--- Text provided Enclosed Below ---

Elements :  C N  O H

% By mass 53.1 12.4  28.3  6.2

Divide through by atomic mass \(\frac{53.1}{12}\) \(\frac{12.4}{14}\) \(\frac{28.3}{16}\)  \(\frac{6.2}{1}\)

 4.425  0.8857 1.7688  6.2

Divide through by the least amount \(\frac{4.425}{0.8857}\) \(\frac{0.8857}{0.8857}\) \(\frac{1.7688}{0.8857}\) \(\frac{6.2}{0.8857}\)

 5  : 1  : 2 : 7

Empirical formula : C\(_5\)N\(_1\)O\(_2\)H\(_7\) ⇒ C\(_5\)H\(_7\)NO\(_2\)

--- End of Enclosed Text provided ---

Activity. Give each element in the empirical formula working above together with its percentage by mass.

--- Dataset Enclosed Below ---

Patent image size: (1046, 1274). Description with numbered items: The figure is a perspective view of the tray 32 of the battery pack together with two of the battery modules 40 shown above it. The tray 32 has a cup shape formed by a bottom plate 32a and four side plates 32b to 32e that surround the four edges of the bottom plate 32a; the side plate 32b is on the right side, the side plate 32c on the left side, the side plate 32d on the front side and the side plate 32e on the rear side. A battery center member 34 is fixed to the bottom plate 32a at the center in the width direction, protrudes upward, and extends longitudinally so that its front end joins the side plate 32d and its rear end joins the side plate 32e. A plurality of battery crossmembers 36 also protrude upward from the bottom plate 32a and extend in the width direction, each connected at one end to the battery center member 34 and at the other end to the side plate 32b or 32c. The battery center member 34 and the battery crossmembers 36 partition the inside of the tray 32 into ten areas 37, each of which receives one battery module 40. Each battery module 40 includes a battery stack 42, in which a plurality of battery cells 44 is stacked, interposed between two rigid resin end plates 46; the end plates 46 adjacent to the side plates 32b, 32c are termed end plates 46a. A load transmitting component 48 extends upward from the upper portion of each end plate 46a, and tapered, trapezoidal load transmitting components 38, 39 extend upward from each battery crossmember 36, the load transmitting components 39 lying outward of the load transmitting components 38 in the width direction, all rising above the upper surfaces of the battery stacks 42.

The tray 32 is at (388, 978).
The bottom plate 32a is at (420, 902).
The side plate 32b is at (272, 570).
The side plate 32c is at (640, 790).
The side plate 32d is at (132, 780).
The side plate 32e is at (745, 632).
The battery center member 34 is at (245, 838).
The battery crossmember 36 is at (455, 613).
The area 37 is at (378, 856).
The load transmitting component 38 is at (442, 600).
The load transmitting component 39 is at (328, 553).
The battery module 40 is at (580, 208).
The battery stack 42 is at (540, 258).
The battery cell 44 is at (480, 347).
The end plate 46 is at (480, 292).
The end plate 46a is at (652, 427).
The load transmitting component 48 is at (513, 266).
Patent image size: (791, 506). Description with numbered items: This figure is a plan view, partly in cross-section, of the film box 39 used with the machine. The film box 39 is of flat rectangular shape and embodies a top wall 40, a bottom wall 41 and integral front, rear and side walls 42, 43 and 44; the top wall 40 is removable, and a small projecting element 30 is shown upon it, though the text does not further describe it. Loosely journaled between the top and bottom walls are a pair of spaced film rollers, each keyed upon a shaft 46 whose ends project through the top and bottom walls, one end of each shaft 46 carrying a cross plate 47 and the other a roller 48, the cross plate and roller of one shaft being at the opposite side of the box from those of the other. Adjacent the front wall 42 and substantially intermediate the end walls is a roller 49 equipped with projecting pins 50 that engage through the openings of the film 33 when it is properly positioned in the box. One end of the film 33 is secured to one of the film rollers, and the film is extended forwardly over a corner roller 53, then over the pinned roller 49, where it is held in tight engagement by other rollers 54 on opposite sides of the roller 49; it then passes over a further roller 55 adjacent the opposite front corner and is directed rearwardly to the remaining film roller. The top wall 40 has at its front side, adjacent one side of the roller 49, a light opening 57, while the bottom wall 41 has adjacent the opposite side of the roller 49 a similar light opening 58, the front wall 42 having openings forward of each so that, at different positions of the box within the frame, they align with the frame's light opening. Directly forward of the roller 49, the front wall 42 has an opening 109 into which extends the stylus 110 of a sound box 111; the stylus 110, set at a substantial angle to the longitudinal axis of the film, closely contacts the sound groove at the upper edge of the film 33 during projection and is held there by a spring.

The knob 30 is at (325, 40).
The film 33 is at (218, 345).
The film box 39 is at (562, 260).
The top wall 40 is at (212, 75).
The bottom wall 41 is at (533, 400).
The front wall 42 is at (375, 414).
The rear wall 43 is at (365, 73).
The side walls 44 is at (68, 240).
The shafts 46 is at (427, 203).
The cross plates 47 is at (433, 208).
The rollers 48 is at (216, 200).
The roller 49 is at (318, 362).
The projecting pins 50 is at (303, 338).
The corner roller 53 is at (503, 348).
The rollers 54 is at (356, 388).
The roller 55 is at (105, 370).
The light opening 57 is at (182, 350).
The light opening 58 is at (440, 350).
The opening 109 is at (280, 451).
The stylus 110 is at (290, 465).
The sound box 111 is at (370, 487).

--- End of Enclosed Dataset ---

Answer for the task.
C: 53.1
N: 12.4
O: 28.3
H: 6.2